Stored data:
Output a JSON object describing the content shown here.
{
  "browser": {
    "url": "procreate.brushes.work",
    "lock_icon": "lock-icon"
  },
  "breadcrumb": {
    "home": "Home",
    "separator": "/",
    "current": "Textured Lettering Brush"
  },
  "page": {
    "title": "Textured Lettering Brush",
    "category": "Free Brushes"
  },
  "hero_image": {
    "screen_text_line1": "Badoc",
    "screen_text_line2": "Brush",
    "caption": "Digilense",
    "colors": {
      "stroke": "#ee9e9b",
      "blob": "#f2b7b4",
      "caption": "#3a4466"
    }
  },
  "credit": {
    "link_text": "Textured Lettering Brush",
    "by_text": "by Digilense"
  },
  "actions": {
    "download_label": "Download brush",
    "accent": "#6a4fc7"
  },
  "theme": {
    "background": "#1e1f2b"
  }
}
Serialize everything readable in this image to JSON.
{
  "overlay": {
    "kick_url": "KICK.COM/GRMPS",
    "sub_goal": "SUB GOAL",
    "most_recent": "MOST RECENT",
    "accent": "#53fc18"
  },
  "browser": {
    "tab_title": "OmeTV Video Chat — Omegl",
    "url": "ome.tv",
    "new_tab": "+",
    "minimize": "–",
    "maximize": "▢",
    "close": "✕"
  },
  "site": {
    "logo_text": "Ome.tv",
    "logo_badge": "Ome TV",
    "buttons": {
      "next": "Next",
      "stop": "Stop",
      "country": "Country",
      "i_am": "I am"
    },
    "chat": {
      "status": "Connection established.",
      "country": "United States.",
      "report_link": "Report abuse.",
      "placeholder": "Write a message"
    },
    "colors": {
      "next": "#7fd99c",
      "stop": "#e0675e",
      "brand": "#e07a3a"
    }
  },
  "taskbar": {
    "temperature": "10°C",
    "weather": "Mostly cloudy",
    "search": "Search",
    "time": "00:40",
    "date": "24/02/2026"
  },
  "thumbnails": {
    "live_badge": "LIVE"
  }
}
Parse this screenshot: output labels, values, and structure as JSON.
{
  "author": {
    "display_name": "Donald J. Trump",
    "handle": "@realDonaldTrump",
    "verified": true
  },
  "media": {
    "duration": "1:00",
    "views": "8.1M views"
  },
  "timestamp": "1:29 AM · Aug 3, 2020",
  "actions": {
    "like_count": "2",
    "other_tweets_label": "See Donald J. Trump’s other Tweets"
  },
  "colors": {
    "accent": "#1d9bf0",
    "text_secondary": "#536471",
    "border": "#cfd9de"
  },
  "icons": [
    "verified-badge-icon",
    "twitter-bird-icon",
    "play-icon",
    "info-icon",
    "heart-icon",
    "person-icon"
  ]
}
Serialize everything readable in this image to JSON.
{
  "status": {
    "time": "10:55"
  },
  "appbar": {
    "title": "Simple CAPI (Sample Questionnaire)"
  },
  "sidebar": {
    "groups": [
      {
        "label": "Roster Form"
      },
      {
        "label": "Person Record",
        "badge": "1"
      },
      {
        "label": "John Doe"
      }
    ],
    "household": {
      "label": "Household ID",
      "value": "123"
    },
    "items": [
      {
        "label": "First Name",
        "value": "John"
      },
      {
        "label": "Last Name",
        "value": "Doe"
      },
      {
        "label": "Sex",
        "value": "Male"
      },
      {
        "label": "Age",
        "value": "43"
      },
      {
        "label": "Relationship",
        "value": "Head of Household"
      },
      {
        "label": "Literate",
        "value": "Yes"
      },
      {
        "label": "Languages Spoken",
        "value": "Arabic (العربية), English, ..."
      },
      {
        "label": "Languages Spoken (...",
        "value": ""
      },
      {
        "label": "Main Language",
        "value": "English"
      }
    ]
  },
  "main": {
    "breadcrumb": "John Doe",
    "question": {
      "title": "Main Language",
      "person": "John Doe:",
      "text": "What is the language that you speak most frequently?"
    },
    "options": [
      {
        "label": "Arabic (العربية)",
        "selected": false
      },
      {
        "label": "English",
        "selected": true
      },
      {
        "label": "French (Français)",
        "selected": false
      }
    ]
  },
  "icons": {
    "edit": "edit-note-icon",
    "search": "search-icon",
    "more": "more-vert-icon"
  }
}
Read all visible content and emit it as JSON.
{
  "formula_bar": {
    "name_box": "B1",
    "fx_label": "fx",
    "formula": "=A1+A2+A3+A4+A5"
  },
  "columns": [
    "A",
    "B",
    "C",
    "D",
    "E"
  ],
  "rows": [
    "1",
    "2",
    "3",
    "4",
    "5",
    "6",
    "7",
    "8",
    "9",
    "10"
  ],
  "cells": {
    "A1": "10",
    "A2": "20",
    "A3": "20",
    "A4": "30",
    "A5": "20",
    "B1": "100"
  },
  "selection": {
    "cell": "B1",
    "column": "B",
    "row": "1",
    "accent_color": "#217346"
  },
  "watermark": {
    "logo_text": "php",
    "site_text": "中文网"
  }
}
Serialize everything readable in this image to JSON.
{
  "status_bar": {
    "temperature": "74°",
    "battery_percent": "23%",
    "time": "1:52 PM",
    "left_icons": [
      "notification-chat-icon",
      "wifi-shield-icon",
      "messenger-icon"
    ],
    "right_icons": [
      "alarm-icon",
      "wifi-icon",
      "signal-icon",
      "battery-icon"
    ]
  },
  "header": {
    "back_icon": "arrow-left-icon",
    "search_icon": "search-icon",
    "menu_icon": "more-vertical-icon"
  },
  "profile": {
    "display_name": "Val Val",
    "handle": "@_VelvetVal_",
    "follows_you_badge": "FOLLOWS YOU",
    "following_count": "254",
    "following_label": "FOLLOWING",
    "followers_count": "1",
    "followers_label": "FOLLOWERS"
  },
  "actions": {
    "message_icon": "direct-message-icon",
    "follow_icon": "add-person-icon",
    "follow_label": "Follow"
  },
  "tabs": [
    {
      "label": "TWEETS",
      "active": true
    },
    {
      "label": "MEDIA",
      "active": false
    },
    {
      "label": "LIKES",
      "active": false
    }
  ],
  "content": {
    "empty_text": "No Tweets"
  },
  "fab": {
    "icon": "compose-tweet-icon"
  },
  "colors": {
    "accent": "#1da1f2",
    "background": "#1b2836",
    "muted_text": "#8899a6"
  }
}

▶ **EXERCISE TASK**: Make an exact copy of the data above.

▶ **SOLVED EXERCISE**:
Output a JSON object describing the content shown here.
{
  "browser": {
    "url": "procreate.brushes.work",
    "lock_icon": "lock-icon"
  },
  "breadcrumb": {
    "home": "Home",
    "separator": "/",
    "current": "Textured Lettering Brush"
  },
  "page": {
    "title": "Textured Lettering Brush",
    "category": "Free Brushes"
  },
  "hero_image": {
    "screen_text_line1": "Badoc",
    "screen_text_line2": "Brush",
    "caption": "Digilense",
    "colors": {
      "stroke": "#ee9e9b",
      "blob": "#f2b7b4",
      "caption": "#3a4466"
    }
  },
  "credit": {
    "link_text": "Textured Lettering Brush",
    "by_text": "by Digilense"
  },
  "actions": {
    "download_label": "Download brush",
    "accent": "#6a4fc7"
  },
  "theme": {
    "background": "#1e1f2b"
  }
}
Serialize everything readable in this image to JSON.
{
  "overlay": {
    "kick_url": "KICK.COM/GRMPS",
    "sub_goal": "SUB GOAL",
    "most_recent": "MOST RECENT",
    "accent": "#53fc18"
  },
  "browser": {
    "tab_title": "OmeTV Video Chat — Omegl",
    "url": "ome.tv",
    "new_tab": "+",
    "minimize": "–",
    "maximize": "▢",
    "close": "✕"
  },
  "site": {
    "logo_text": "Ome.tv",
    "logo_badge": "Ome TV",
    "buttons": {
      "next": "Next",
      "stop": "Stop",
      "country": "Country",
      "i_am": "I am"
    },
    "chat": {
      "status": "Connection established.",
      "country": "United States.",
      "report_link": "Report abuse.",
      "placeholder": "Write a message"
    },
    "colors": {
      "next": "#7fd99c",
      "stop": "#e0675e",
      "brand": "#e07a3a"
    }
  },
  "taskbar": {
    "temperature": "10°C",
    "weather": "Mostly cloudy",
    "search": "Search",
    "time": "00:40",
    "date": "24/02/2026"
  },
  "thumbnails": {
    "live_badge": "LIVE"
  }
}
Parse this screenshot: output labels, values, and structure as JSON.
{
  "author": {
    "display_name": "Donald J. Trump",
    "handle": "@realDonaldTrump",
    "verified": true
  },
  "media": {
    "duration": "1:00",
    "views": "8.1M views"
  },
  "timestamp": "1:29 AM · Aug 3, 2020",
  "actions": {
    "like_count": "2",
    "other_tweets_label": "See Donald J. Trump’s other Tweets"
  },
  "colors": {
    "accent": "#1d9bf0",
    "text_secondary": "#536471",
    "border": "#cfd9de"
  },
  "icons": [
    "verified-badge-icon",
    "twitter-bird-icon",
    "play-icon",
    "info-icon",
    "heart-icon",
    "person-icon"
  ]
}
Serialize everything readable in this image to JSON.
{
  "status": {
    "time": "10:55"
  },
  "appbar": {
    "title": "Simple CAPI (Sample Questionnaire)"
  },
  "sidebar": {
    "groups": [
      {
        "label": "Roster Form"
      },
      {
        "label": "Person Record",
        "badge": "1"
      },
      {
        "label": "John Doe"
      }
    ],
    "household": {
      "label": "Household ID",
      "value": "123"
    },
    "items": [
      {
        "label": "First Name",
        "value": "John"
      },
      {
        "label": "Last Name",
        "value": "Doe"
      },
      {
        "label": "Sex",
        "value": "Male"
      },
      {
        "label": "Age",
        "value": "43"
      },
      {
        "label": "Relationship",
        "value": "Head of Household"
      },
      {
        "label": "Literate",
        "value": "Yes"
      },
      {
        "label": "Languages Spoken",
        "value": "Arabic (العربية), English, ..."
      },
      {
        "label": "Languages Spoken (...",
        "value": ""
      },
      {
        "label": "Main Language",
        "value": "English"
      }
    ]
  },
  "main": {
    "breadcrumb": "John Doe",
    "question": {
      "title": "Main Language",
      "person": "John Doe:",
      "text": "What is the language that you speak most frequently?"
    },
    "options": [
      {
        "label": "Arabic (العربية)",
        "selected": false
      },
      {
        "label": "English",
        "selected": true
      },
      {
        "label": "French (Français)",
        "selected": false
      }
    ]
  },
  "icons": {
    "edit": "edit-note-icon",
    "search": "search-icon",
    "more": "more-vert-icon"
  }
}
Read all visible content and emit it as JSON.
{
  "formula_bar": {
    "name_box": "B1",
    "fx_label": "fx",
    "formula": "=A1+A2+A3+A4+A5"
  },
  "columns": [
    "A",
    "B",
    "C",
    "D",
    "E"
  ],
  "rows": [
    "1",
    "2",
    "3",
    "4",
    "5",
    "6",
    "7",
    "8",
    "9",
    "10"
  ],
  "cells": {
    "A1": "10",
    "A2": "20",
    "A3": "20",
    "A4": "30",
    "A5": "20",
    "B1": "100"
  },
  "selection": {
    "cell": "B1",
    "column": "B",
    "row": "1",
    "accent_color": "#217346"
  },
  "watermark": {
    "logo_text": "php",
    "site_text": "中文网"
  }
}
Serialize everything readable in this image to JSON.
{
  "status_bar": {
    "temperature": "74°",
    "battery_percent": "23%",
    "time": "1:52 PM",
    "left_icons": [
      "notification-chat-icon",
      "wifi-shield-icon",
      "messenger-icon"
    ],
    "right_icons": [
      "alarm-icon",
      "wifi-icon",
      "signal-icon",
      "battery-icon"
    ]
  },
  "header": {
    "back_icon": "arrow-left-icon",
    "search_icon": "search-icon",
    "menu_icon": "more-vertical-icon"
  },
  "profile": {
    "display_name": "Val Val",
    "handle": "@_VelvetVal_",
    "follows_you_badge": "FOLLOWS YOU",
    "following_count": "254",
    "following_label": "FOLLOWING",
    "followers_count": "1",
    "followers_label": "FOLLOWERS"
  },
  "actions": {
    "message_icon": "direct-message-icon",
    "follow_icon": "add-person-icon",
    "follow_label": "Follow"
  },
  "tabs": [
    {
      "label": "TWEETS",
      "active": true
    },
    {
      "label": "MEDIA",
      "active": false
    },
    {
      "label": "LIKES",
      "active": false
    }
  ],
  "content": {
    "empty_text": "No Tweets"
  },
  "fab": {
    "icon": "compose-tweet-icon"
  },
  "colors": {
    "accent": "#1da1f2",
    "background": "#1b2836",
    "muted_text": "#8899a6"
  }
}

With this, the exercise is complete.